Begin

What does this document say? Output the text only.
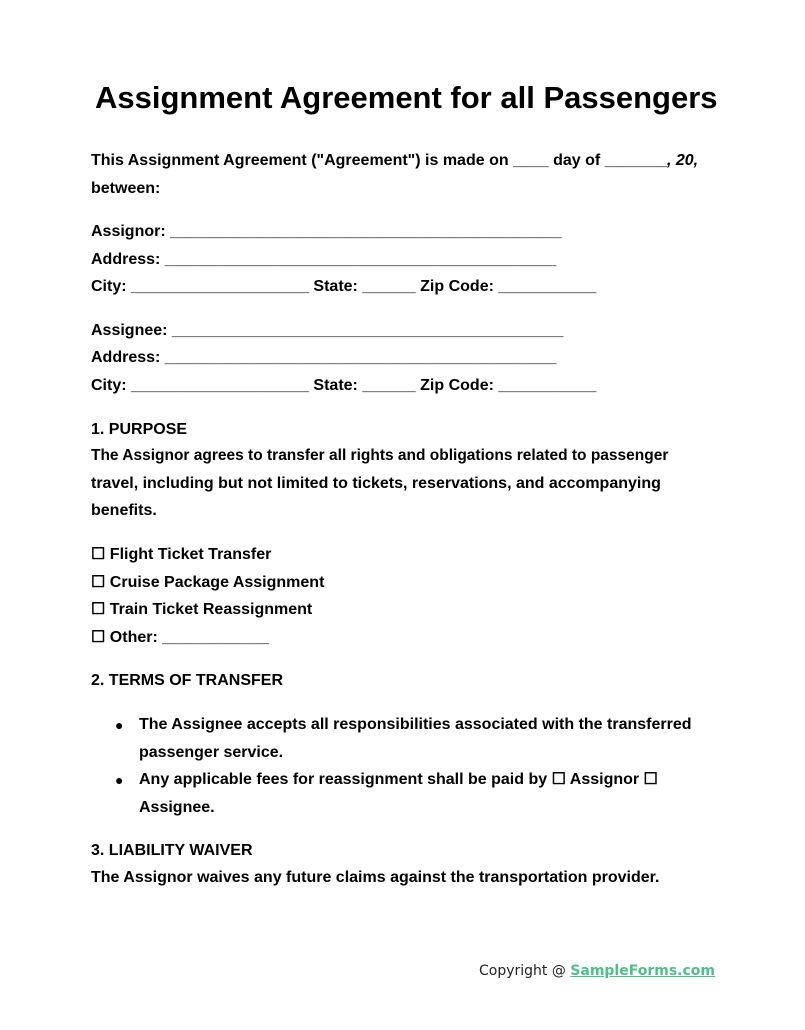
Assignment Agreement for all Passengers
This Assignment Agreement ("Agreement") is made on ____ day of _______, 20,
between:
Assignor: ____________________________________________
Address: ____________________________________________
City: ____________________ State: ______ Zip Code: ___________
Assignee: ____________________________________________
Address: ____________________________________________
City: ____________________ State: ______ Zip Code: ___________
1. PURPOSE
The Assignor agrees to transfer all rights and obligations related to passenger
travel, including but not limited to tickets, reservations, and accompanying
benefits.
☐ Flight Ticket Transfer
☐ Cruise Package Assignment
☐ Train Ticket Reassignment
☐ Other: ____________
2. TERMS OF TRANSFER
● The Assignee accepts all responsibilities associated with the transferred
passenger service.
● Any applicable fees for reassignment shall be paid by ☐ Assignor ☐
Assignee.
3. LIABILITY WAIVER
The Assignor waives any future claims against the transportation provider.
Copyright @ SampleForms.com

End
Begin

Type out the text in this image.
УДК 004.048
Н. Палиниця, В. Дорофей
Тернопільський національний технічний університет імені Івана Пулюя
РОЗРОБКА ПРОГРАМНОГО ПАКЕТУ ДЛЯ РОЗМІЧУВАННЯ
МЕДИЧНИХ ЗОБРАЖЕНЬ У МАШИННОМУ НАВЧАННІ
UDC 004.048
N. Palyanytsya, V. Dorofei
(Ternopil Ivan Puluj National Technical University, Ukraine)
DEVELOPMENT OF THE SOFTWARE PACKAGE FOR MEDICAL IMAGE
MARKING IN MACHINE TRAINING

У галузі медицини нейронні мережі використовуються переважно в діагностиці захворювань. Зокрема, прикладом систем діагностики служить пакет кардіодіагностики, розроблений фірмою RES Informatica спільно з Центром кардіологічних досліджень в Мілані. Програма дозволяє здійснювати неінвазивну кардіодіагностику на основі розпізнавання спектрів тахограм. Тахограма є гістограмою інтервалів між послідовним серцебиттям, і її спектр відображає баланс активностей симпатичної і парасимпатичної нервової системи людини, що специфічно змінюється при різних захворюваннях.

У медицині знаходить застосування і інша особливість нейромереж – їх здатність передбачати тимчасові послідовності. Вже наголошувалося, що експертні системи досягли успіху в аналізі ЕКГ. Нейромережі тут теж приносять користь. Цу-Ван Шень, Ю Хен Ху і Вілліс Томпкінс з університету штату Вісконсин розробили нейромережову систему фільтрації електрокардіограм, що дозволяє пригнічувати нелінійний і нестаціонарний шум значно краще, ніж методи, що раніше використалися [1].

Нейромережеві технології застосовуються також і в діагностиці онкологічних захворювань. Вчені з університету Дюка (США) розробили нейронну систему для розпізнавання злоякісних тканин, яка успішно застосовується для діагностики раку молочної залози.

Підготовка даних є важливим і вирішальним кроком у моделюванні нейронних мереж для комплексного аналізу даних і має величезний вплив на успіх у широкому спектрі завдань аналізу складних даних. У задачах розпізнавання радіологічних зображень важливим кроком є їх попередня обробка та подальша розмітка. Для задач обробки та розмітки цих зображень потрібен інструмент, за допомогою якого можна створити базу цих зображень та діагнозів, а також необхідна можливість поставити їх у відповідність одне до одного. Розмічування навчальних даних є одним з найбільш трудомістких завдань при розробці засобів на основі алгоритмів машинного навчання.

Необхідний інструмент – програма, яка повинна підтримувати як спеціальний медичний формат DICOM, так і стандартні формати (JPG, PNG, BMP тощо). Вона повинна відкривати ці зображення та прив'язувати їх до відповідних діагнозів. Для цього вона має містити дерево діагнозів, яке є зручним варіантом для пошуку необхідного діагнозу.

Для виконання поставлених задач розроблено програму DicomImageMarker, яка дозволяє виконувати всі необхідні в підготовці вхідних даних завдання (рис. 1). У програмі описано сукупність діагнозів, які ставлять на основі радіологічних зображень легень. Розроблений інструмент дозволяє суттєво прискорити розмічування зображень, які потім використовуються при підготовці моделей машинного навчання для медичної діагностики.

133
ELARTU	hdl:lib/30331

End

→ What you will do
Where a line of the records above holds the word "захворювань", copy that line.

→ Answer to the task
У галузі медицини нейронні мережі використовуються переважно в діагностиці захворювань. Зокрема, прикладом систем діагностики служить пакет кардіодіагностики, розроблений фірмою RES Informatica спільно з Центром кардіологічних досліджень в Мілані. Програма дозволяє здійснювати неінвазивну кардіодіагностику на основі розпізнавання спектрів тахограм. Тахограма є гістограмою інтервалів між послідовним серцебиттям, і її спектр відображає баланс активностей симпатичної і парасимпатичної нервової системи людини, що специфічно змінюється при різних захворюваннях.
Нейромережеві технології застосовуються також і в діагностиці онкологічних захворювань. Вчені з університету Дюка (США) розробили нейронну систему для розпізнавання злоякісних тканин, яка успішно застосовується для діагностики раку молочної залози.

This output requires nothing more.